§ Exercise objective:
Return all lines that include the string "如果必须与".

Stored items
━━━━━━━━━━━━━━━━━━━━

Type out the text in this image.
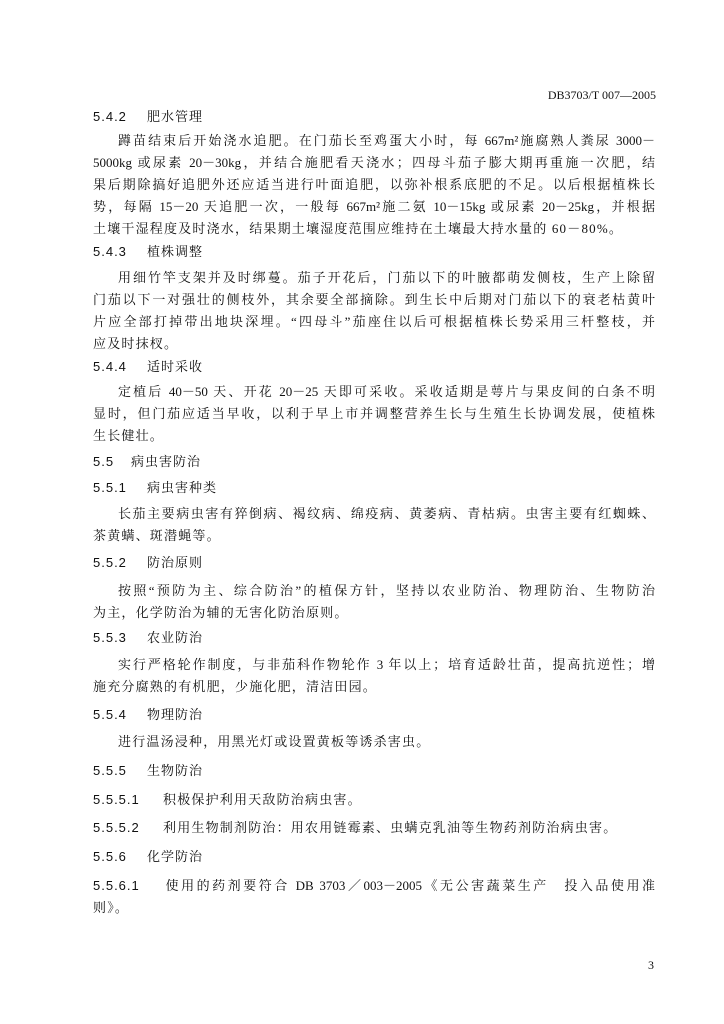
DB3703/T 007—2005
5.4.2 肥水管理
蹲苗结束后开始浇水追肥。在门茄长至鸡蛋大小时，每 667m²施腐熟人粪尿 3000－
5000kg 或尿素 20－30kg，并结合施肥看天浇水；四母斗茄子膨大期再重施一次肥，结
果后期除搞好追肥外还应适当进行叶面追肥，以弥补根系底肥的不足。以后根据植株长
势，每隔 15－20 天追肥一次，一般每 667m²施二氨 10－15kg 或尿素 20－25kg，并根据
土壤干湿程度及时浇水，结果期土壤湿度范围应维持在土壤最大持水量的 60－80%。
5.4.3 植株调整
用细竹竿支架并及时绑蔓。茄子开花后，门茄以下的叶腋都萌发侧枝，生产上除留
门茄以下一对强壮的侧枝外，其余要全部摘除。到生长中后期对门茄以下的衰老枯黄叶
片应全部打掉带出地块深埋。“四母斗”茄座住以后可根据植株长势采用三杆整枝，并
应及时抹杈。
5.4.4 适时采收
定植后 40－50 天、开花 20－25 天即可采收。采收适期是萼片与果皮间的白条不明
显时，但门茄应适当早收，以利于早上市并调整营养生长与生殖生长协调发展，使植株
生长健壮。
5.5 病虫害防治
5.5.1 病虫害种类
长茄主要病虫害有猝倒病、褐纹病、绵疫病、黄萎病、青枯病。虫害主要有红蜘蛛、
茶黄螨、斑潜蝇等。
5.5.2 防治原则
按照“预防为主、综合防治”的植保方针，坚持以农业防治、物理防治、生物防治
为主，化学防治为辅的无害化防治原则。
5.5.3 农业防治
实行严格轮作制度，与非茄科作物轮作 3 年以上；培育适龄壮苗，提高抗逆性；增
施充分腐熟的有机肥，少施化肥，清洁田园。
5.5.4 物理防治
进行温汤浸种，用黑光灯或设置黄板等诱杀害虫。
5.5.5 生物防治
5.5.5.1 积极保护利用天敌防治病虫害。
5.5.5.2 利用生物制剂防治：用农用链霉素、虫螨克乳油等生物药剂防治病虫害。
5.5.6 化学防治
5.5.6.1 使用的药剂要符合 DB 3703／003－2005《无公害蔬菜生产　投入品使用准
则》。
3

━━━━━━━━━━━━━━━━━━━━

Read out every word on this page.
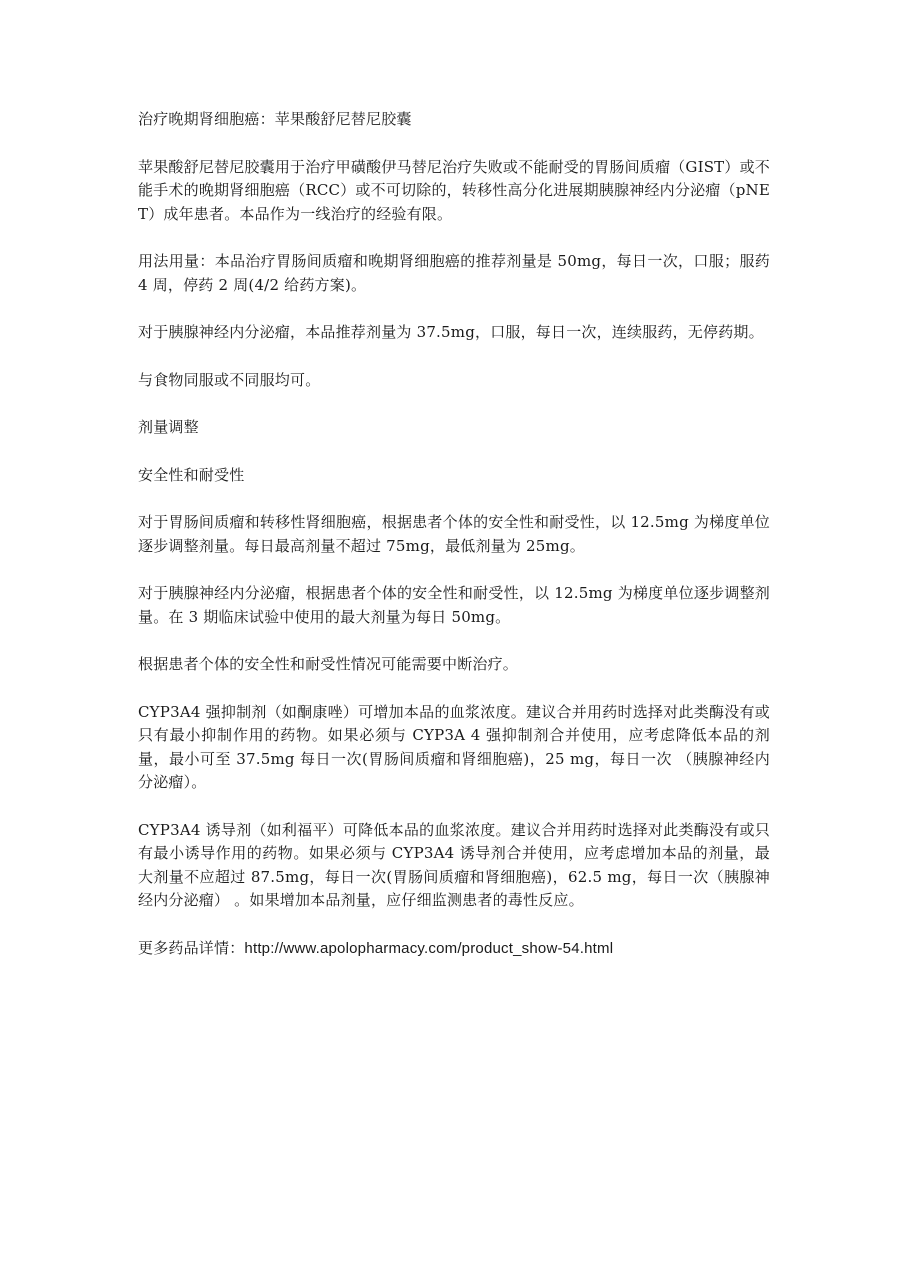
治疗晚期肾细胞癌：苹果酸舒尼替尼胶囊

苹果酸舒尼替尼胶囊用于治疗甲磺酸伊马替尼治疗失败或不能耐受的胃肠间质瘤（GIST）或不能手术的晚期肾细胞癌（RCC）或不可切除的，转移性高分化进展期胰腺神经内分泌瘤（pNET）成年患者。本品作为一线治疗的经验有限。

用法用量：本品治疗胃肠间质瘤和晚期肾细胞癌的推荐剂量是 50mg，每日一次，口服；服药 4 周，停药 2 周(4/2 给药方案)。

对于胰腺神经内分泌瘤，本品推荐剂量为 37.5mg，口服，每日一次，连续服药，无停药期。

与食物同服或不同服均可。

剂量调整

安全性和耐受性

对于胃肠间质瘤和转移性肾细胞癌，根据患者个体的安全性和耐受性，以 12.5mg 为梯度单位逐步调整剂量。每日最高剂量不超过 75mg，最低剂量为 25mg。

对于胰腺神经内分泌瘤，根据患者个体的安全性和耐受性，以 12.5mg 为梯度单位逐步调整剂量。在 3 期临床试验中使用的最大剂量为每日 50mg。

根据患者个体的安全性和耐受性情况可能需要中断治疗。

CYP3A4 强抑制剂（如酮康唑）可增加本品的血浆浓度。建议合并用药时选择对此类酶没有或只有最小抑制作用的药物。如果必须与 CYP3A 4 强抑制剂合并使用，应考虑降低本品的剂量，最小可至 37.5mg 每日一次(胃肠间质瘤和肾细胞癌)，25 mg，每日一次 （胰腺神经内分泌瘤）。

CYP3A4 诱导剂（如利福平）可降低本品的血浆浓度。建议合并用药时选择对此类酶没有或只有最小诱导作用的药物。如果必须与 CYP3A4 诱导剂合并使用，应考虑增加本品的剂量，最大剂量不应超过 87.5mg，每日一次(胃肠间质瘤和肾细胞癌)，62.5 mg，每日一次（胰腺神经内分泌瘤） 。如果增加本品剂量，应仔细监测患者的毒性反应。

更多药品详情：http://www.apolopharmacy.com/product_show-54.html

━━━━━━━━━━━━━━━━━━━━

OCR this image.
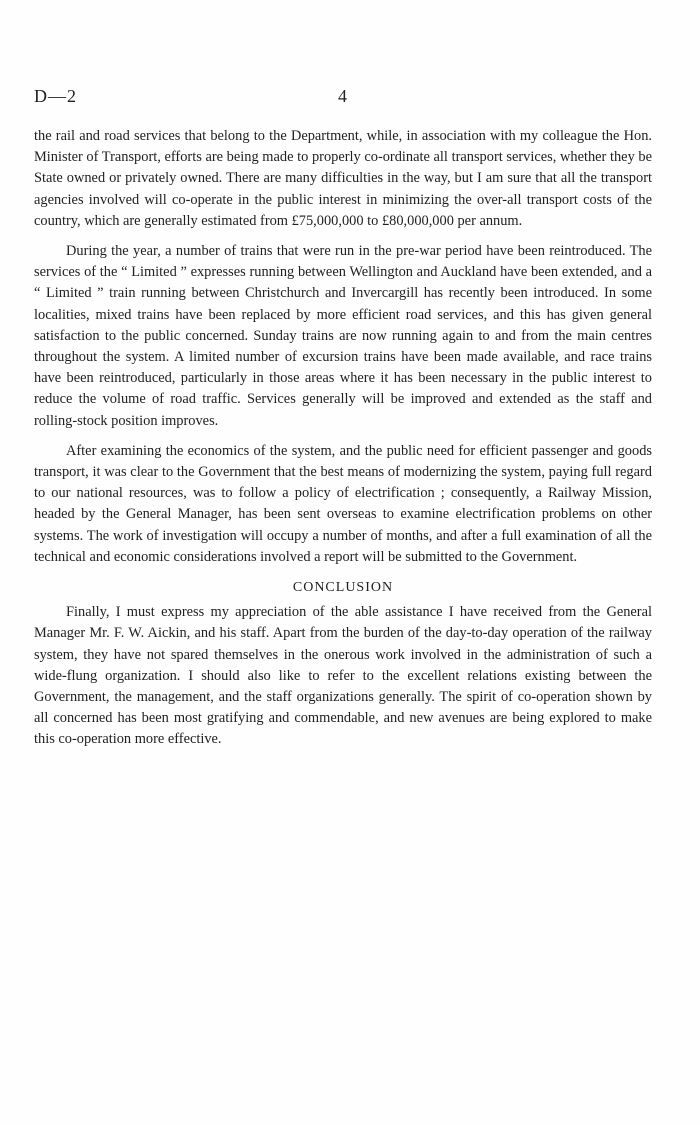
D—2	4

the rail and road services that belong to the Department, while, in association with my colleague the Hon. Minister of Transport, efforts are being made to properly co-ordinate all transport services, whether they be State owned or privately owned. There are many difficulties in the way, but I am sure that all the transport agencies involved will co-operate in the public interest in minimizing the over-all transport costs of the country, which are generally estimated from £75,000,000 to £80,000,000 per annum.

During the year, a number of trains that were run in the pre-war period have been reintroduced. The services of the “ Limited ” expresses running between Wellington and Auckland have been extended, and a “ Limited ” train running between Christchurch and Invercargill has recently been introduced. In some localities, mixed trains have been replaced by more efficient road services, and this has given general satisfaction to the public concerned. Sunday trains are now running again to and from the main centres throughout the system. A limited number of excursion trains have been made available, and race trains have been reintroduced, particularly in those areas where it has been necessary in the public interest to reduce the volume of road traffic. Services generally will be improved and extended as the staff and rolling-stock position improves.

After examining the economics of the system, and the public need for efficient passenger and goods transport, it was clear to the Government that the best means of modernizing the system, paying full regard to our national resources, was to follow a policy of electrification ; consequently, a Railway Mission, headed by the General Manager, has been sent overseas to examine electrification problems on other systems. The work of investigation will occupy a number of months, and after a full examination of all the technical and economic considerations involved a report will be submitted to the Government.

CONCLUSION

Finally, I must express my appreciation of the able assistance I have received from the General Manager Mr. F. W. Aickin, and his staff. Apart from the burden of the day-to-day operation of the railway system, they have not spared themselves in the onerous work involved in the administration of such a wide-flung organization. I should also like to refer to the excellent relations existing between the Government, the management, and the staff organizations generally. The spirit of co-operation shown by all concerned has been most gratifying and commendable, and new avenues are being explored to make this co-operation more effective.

━━━━━━━━━━━━━━━━━━━━

§ Result of the exercise:
CYP3A4 强抑制剂（如酮康唑）可增加本品的血浆浓度。建议合并用药时选择对此类酶没有或只有最小抑制作用的药物。如果必须与 CYP3A 4 强抑制剂合并使用，应考虑降低本品的剂量，最小可至 37.5mg 每日一次(胃肠间质瘤和肾细胞癌)，25 mg，每日一次 （胰腺神经内分泌瘤）。
CYP3A4 诱导剂（如利福平）可降低本品的血浆浓度。建议合并用药时选择对此类酶没有或只有最小诱导作用的药物。如果必须与 CYP3A4 诱导剂合并使用，应考虑增加本品的剂量，最大剂量不应超过 87.5mg，每日一次(胃肠间质瘤和肾细胞癌)，62.5 mg，每日一次（胰腺神经内分泌瘤） 。如果增加本品剂量，应仔细监测患者的毒性反应。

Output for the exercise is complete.